— Required task 1 —
From the rows, write out as a numbered list the lines from the line with "value-label: 14.1% xyxy=(847,311,904,333)" up to and including the line with "category-label: Communication Services", leaving out blank lines.

Burr Powell Harrison (July 2, 1904 – December 29, 1973) was a Virginia lawyer, judge and Democratic politician who was a member of the Byrd Organization and served as U.S. Congressman representing Virginia's 7th congressional district (as had his father).

Early and family life
Born in Winchester, Virginia to Virginia lawyer and soon-to-be Congressman Thomas W. Harrison and his wife, Burr Harrison was descended from the First Families of Virginia and named for his great-great grandfather Burr William Harrison (1793-1865) who represented Loudoun County in the Virginia General Assembly in the 1840s and great-great-great-great grandfather Burr Harrison (patriot) (1734-1790), who represented Prince William County and fought in the American Revolutionary War. This Burr Harrison attended the public schools, then Woodberry Forest School, Virginia Military Institute, Hampden-Sydney College, and the University of Virginia. He graduated from Georgetown University Law School, Washington, D.C., in 1926.

Career

Harrison was admitted to the Virginia bar the same year and commenced practice in Winchester, Virginia with his father (who died in 1935). Harrison was the attorney for Frederick County in 1932–1940. During the years 1940–1943, Harrison represented Frederick County (part-time) in Senate of Virginia. His colleagues elected him as judge of the seventeenth judicial circuit and the corporation court of Winchester in 1943–1946.

— Listed records —
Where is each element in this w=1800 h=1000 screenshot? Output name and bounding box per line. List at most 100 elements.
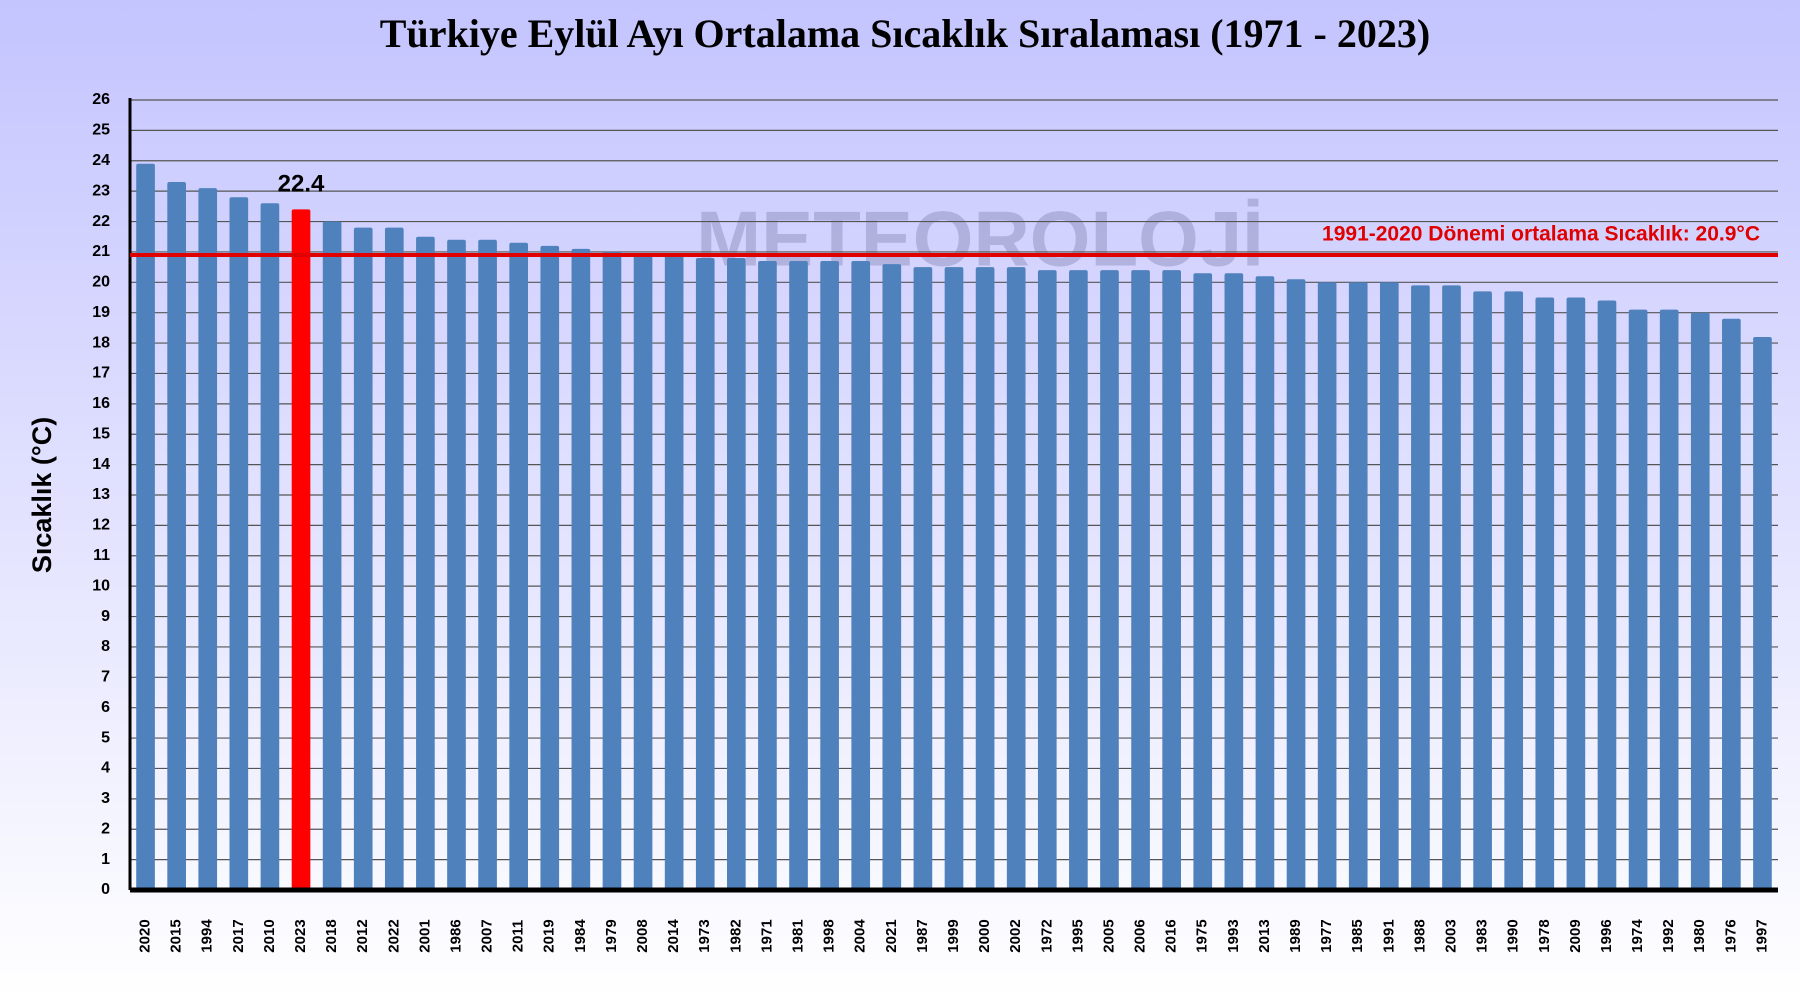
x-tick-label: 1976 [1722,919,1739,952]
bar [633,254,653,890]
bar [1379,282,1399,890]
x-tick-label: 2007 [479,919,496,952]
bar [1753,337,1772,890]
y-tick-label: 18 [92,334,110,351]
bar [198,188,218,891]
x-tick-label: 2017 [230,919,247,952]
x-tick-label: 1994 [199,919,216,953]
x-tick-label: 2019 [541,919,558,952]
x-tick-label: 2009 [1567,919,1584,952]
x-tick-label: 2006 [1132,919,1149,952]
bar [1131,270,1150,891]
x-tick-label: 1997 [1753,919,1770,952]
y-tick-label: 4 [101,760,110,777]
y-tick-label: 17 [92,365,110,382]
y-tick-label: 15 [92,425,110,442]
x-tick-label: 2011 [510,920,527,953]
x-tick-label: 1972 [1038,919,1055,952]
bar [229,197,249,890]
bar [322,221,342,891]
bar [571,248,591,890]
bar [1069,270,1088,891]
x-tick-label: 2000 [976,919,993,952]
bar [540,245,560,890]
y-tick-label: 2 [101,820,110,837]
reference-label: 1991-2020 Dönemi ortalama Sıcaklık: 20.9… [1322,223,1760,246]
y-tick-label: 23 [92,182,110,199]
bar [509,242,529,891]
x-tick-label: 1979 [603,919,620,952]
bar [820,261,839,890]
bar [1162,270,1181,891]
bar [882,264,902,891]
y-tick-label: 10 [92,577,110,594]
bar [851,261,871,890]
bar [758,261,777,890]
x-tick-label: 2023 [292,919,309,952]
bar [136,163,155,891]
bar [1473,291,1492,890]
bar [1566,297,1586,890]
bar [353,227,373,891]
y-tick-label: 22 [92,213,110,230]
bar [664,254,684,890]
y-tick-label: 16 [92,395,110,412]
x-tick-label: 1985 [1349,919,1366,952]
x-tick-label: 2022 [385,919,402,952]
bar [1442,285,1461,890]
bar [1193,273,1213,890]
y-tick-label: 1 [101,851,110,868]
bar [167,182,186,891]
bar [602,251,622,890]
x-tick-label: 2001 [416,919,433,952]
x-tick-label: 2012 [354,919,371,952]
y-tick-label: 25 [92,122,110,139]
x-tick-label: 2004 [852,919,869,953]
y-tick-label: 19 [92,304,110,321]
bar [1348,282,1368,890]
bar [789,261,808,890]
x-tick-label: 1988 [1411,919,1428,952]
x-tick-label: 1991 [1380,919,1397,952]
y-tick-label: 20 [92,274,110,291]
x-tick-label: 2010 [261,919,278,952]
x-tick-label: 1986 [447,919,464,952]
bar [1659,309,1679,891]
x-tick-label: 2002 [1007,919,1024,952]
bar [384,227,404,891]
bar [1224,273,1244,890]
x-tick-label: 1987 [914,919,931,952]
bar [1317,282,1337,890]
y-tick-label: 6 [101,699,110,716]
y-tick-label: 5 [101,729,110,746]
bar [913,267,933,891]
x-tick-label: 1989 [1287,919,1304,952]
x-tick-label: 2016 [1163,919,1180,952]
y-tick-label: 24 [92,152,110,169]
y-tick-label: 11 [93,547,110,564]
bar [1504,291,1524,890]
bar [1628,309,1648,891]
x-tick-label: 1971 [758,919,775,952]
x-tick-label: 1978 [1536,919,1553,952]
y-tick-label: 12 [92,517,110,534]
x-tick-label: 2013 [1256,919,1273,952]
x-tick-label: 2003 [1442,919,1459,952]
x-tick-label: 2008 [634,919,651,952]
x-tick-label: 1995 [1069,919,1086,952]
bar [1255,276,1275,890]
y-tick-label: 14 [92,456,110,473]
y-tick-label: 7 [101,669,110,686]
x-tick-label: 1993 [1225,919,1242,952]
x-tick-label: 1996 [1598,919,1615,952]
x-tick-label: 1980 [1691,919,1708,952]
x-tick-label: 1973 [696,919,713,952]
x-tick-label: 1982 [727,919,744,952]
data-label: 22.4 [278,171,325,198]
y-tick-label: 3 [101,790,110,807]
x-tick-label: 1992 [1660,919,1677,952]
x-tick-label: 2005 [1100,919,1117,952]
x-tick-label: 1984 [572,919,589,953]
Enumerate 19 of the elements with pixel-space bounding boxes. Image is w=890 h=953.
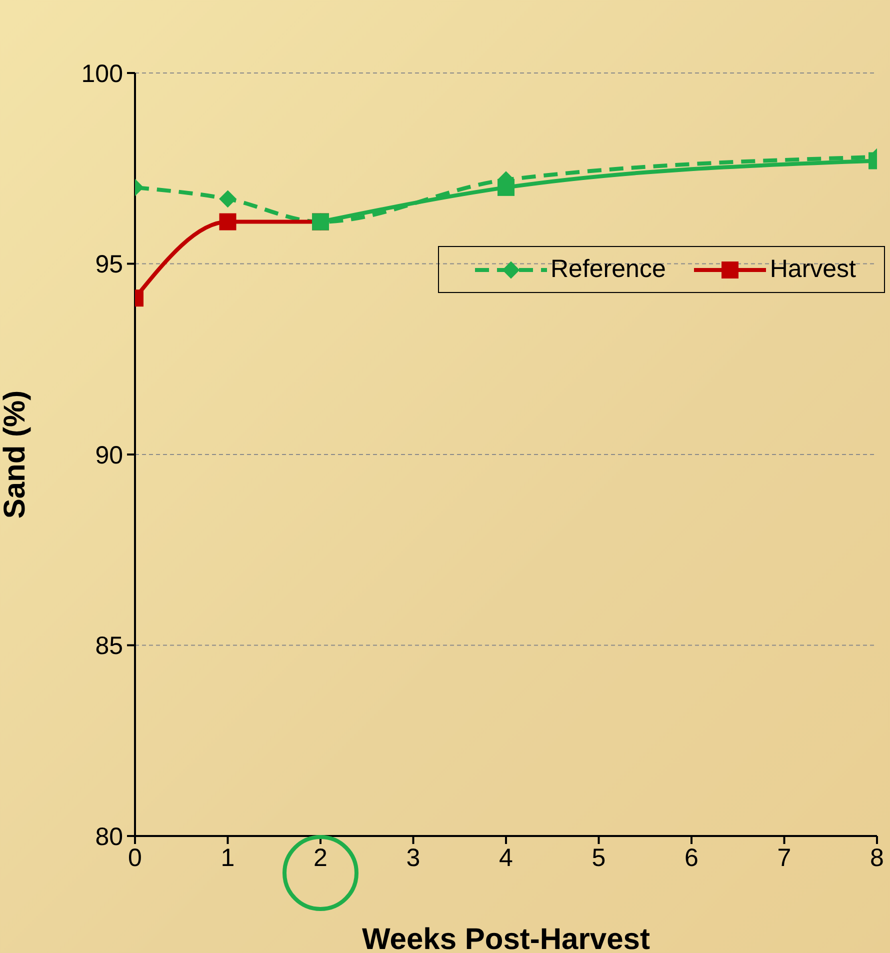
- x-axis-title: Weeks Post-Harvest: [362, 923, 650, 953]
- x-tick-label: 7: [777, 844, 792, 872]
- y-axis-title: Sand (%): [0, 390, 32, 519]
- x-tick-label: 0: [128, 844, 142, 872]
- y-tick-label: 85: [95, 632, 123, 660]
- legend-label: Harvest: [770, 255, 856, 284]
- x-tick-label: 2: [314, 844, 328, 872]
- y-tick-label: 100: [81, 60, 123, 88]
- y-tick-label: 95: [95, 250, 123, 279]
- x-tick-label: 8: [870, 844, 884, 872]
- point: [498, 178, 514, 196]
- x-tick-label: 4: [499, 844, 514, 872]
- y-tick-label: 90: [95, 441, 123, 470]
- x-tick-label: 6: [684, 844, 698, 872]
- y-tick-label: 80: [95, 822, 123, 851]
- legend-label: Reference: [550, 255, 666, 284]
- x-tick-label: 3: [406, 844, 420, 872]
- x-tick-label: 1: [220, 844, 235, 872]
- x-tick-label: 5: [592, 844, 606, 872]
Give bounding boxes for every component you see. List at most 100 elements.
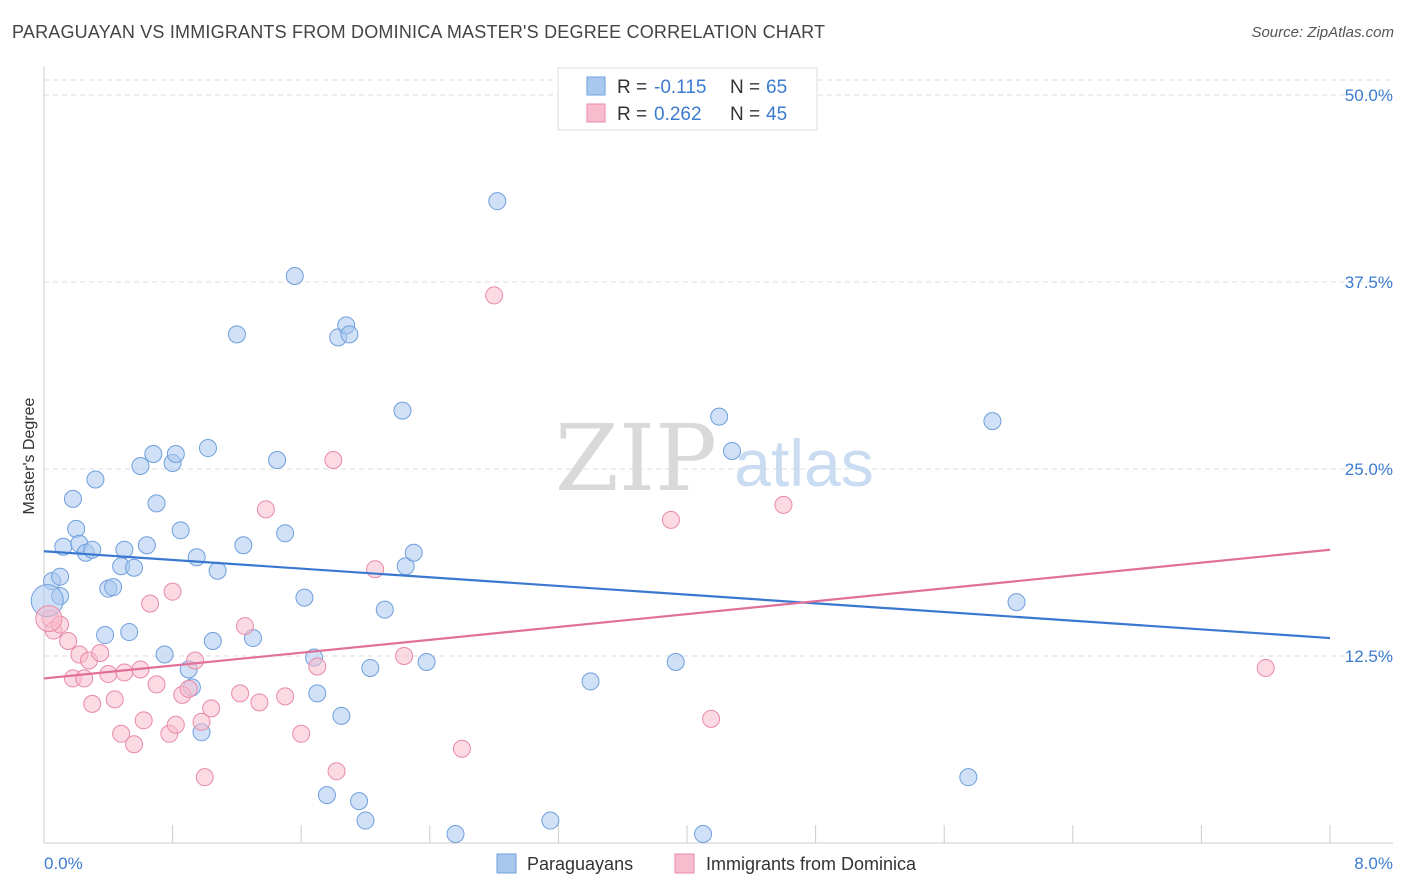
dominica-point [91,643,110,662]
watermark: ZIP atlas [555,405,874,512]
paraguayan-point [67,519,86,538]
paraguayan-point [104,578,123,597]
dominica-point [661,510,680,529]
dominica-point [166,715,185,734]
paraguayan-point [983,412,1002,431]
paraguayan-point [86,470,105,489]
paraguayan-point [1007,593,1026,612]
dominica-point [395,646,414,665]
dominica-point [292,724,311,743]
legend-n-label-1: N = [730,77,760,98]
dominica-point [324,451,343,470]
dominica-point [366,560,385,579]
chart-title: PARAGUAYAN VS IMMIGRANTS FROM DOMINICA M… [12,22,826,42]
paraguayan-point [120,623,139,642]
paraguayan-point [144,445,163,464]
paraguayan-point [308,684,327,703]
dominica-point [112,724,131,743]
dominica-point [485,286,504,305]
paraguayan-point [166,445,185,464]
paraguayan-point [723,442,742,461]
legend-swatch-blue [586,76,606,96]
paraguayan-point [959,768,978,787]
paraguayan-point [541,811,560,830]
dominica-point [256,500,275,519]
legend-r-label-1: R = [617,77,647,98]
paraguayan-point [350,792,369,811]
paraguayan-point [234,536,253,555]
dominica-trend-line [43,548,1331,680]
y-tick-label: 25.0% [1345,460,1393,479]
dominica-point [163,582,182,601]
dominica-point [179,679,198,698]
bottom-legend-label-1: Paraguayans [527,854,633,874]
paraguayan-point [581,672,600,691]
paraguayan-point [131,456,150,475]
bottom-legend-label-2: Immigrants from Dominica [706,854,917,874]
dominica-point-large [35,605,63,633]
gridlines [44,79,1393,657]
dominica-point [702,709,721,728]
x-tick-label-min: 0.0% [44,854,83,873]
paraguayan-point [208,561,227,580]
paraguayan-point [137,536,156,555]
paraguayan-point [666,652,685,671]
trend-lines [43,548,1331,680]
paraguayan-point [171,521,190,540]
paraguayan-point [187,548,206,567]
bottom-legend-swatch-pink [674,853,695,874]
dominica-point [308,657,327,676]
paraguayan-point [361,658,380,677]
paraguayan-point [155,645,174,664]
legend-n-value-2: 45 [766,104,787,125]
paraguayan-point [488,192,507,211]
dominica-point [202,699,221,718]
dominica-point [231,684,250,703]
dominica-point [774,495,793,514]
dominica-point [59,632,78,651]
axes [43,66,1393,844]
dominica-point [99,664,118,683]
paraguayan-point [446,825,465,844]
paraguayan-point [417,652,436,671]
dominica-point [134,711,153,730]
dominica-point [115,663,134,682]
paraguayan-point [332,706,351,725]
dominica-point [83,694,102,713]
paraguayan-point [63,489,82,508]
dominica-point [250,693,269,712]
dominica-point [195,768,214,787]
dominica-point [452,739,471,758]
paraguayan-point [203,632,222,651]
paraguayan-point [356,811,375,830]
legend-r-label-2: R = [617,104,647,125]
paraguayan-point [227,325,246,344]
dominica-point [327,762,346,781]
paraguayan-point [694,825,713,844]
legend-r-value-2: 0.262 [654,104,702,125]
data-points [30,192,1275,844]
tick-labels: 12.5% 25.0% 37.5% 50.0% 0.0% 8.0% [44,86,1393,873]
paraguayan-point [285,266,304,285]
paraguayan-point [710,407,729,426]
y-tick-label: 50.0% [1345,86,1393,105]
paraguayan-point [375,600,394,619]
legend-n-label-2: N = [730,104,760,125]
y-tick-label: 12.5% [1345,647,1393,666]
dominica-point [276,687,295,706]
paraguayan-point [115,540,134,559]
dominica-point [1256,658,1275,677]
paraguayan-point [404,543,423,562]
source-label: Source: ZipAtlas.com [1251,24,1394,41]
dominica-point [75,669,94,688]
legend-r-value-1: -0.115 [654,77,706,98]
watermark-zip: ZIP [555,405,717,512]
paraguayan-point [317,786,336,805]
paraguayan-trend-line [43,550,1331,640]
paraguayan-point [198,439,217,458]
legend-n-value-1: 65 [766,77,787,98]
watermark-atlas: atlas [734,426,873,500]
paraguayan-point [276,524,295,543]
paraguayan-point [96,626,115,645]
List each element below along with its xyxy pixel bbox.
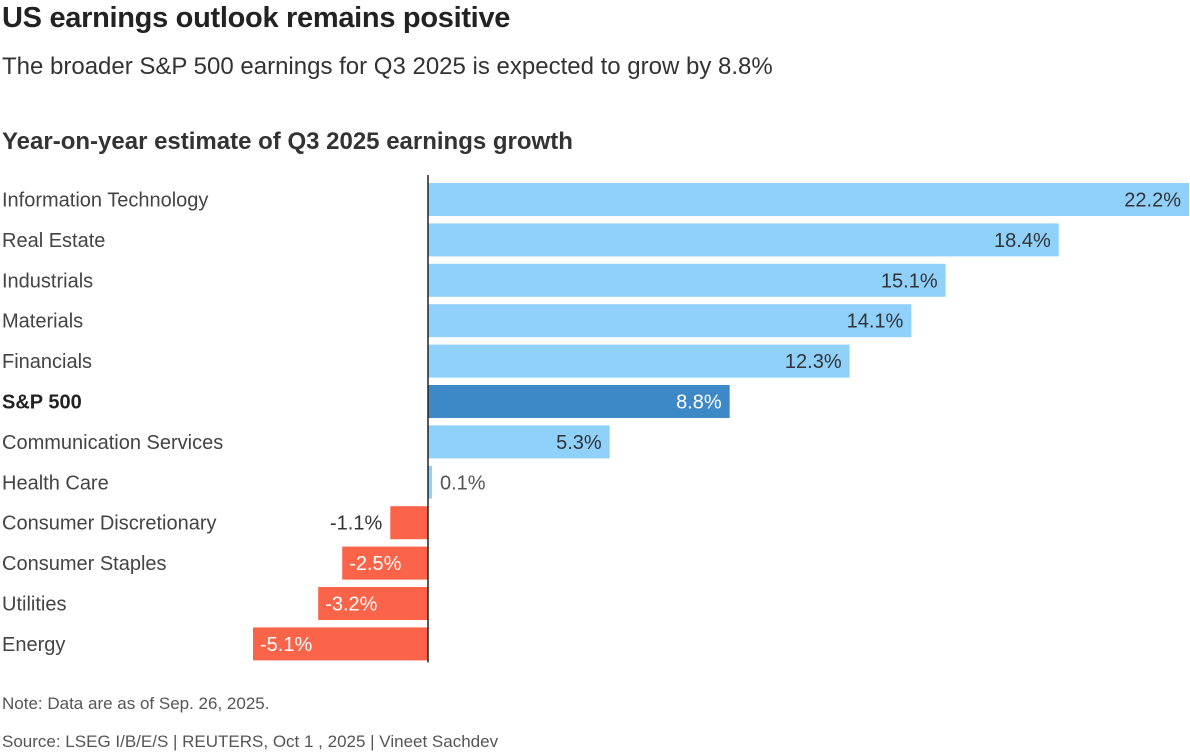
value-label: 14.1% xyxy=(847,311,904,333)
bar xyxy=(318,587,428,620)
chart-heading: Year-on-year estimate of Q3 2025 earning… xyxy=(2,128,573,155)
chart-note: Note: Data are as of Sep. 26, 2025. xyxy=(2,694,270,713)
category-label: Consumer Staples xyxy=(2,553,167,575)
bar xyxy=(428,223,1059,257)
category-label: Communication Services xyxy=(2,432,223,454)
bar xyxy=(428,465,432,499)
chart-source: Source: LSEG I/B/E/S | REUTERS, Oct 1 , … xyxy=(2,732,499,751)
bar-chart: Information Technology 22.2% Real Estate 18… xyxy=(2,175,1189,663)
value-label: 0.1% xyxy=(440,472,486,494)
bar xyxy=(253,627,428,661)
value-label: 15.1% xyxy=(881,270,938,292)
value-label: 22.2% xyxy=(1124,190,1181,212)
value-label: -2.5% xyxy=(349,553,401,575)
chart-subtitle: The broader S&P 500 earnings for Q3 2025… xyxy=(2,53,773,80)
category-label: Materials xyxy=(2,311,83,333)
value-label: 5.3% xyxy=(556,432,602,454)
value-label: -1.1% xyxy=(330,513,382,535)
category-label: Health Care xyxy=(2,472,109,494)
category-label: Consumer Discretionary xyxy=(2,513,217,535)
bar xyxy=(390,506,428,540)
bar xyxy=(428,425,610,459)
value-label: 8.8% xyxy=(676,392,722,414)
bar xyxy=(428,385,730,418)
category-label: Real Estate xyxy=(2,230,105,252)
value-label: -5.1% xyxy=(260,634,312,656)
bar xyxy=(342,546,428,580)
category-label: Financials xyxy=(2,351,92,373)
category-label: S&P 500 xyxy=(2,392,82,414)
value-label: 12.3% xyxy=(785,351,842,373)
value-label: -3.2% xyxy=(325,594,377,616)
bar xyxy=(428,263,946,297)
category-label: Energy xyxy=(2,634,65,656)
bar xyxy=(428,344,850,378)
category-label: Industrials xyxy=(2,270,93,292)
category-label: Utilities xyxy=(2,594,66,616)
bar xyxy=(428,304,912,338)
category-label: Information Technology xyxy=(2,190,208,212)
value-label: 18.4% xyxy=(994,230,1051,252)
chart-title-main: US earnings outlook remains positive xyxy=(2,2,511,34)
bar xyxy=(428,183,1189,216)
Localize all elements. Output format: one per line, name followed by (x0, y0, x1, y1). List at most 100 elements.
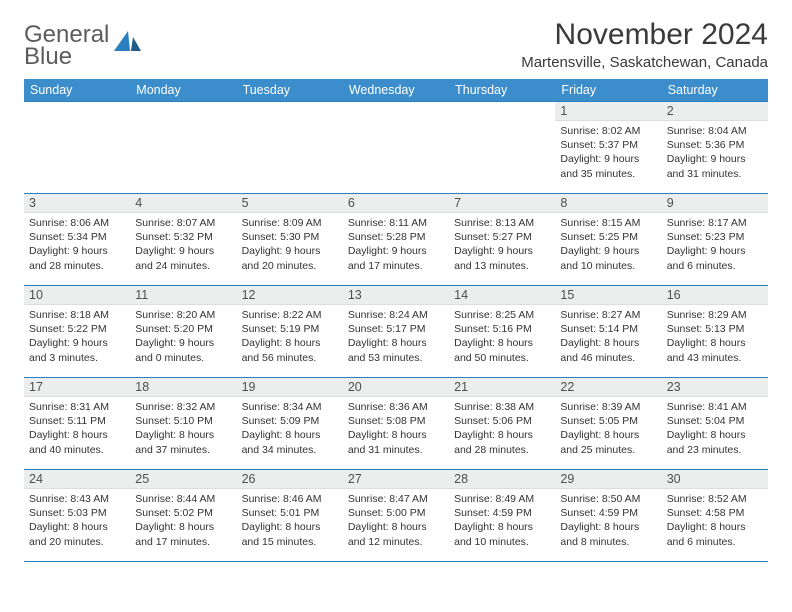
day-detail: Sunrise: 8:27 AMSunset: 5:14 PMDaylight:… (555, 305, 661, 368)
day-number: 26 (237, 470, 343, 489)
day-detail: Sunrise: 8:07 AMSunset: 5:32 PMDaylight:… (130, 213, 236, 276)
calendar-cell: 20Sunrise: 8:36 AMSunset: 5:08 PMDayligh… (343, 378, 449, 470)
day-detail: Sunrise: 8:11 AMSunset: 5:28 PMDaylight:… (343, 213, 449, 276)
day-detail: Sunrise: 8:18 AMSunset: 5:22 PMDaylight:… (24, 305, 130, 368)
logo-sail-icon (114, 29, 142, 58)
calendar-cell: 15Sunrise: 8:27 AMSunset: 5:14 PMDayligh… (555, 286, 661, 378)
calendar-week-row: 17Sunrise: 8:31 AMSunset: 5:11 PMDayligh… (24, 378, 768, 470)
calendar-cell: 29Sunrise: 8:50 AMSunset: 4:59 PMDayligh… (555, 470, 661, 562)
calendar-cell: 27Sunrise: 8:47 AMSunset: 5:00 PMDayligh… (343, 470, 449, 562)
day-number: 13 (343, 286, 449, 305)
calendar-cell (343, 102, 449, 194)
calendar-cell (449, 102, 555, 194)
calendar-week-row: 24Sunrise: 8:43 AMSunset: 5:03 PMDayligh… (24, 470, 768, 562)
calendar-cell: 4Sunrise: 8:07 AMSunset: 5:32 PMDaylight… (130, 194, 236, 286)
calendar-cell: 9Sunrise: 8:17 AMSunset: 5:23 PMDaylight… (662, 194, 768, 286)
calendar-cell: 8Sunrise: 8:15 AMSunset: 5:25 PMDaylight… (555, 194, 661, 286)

— Required task 2 —
In the passage on Burr Powell Harrison, write out the text from "Burr Powell Harrison" up to and including "had his father).", putting "Republican" in place of "Democratic".

— Task response 1 —
1. value-label: 14.1% xyxy=(847,311,904,333)
2. bar xyxy=(318,587,428,620)
3. chart-heading: Year-on-year estimate of Q3 2025 earning… xyxy=(2,128,573,155)
4. chart-note: Note: Data are as of Sep. 26, 2025. xyxy=(2,694,270,713)
5. category-label: Consumer Staples xyxy=(2,553,167,575)
6. bar xyxy=(428,223,1059,257)
7. category-label: Communication Services xyxy=(2,432,223,454)

— Task response 2 —
Burr Powell Harrison (July 2, 1904 – December 29, 1973) was a Virginia lawyer, judge and Republican politician who was a member of the Byrd Organization and served as U.S. Congressman representing Virginia's 7th congressional district (as had his father).